* BEGIN Input records *
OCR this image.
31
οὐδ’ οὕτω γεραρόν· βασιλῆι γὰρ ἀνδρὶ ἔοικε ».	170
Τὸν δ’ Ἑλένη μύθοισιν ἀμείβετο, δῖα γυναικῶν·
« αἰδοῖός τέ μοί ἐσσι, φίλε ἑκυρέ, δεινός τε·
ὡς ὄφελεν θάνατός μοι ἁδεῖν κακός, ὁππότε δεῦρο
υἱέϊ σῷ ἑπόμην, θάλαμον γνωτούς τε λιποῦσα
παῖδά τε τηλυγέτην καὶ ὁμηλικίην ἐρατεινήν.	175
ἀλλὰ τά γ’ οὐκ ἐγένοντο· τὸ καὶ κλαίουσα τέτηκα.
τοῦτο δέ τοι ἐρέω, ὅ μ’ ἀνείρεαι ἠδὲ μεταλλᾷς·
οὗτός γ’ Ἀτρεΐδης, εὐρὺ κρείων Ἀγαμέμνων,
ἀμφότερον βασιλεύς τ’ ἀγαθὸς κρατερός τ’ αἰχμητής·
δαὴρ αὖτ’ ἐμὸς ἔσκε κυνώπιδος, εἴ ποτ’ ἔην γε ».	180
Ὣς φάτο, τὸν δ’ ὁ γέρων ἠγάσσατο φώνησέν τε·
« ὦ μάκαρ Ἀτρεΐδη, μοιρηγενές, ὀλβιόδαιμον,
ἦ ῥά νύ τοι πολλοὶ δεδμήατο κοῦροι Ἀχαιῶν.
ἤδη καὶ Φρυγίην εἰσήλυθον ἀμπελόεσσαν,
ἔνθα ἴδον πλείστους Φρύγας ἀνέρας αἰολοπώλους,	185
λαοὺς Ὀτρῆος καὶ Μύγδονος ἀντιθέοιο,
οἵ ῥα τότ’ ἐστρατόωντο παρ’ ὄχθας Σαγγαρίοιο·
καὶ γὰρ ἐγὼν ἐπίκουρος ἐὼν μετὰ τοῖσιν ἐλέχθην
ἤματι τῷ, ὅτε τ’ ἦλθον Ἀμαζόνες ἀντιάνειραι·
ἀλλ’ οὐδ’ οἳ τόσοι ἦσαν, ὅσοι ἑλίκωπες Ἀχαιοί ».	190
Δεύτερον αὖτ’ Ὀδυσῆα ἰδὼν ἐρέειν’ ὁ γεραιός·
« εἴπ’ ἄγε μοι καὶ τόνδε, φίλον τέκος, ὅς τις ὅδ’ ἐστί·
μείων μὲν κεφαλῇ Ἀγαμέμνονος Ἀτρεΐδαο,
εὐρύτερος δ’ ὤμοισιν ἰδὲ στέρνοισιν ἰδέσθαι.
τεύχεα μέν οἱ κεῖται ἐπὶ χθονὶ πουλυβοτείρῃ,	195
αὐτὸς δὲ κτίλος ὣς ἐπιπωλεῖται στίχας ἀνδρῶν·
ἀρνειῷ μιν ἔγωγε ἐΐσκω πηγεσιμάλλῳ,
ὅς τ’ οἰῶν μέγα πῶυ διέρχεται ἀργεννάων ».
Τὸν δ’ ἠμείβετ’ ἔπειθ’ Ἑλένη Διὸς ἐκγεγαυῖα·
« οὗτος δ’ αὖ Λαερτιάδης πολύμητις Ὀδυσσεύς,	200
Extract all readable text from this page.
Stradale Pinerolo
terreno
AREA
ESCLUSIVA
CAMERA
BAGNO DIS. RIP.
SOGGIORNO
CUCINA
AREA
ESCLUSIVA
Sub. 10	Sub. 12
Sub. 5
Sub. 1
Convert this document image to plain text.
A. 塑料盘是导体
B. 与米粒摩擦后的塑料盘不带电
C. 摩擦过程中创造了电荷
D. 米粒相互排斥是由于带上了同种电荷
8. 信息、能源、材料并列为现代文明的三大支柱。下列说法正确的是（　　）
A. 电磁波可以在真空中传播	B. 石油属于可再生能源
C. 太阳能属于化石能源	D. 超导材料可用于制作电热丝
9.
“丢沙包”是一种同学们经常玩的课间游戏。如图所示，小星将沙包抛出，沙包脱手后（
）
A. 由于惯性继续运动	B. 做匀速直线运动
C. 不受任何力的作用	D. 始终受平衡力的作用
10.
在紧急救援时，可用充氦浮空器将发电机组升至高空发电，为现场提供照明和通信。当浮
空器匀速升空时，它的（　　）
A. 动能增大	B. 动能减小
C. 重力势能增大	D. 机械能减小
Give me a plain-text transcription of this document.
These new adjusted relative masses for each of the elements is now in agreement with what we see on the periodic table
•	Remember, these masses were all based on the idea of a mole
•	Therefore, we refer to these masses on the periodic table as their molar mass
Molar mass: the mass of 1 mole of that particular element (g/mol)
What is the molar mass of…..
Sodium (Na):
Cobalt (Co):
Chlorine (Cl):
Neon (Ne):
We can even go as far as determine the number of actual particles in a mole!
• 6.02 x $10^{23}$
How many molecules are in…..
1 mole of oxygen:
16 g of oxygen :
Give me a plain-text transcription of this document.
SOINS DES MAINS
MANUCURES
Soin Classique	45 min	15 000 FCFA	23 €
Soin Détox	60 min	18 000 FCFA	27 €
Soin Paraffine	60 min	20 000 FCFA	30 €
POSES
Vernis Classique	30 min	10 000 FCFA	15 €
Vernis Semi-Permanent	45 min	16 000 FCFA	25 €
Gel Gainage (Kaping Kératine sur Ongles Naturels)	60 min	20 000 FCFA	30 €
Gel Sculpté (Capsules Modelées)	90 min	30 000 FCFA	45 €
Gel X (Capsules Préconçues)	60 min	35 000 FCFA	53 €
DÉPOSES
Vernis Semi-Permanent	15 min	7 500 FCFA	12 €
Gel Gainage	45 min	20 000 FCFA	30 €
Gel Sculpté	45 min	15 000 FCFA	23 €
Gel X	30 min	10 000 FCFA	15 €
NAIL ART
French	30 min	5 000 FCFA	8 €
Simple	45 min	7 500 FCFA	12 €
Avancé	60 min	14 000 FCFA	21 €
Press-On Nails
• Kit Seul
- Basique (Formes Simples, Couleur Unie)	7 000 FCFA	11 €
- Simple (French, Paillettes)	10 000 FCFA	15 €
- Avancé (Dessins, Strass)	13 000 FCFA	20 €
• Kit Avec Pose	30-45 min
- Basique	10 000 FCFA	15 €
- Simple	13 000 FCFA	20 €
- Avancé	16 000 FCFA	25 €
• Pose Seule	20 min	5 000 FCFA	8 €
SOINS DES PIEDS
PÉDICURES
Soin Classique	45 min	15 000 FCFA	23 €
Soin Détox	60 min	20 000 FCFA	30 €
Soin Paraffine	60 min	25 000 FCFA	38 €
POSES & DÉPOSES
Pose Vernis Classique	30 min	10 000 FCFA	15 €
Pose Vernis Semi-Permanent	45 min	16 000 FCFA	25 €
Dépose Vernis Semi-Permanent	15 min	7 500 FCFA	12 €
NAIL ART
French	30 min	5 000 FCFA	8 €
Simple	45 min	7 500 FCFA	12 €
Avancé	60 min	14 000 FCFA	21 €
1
* END Input records *
**What is needed**. Check each line above for the string "Capsules" and show the ones that have it.

**Task output**.
Gel Sculpté (Capsules Modelées)	90 min	30 000 FCFA	45 €
Gel X (Capsules Préconçues)	60 min	35 000 FCFA	53 €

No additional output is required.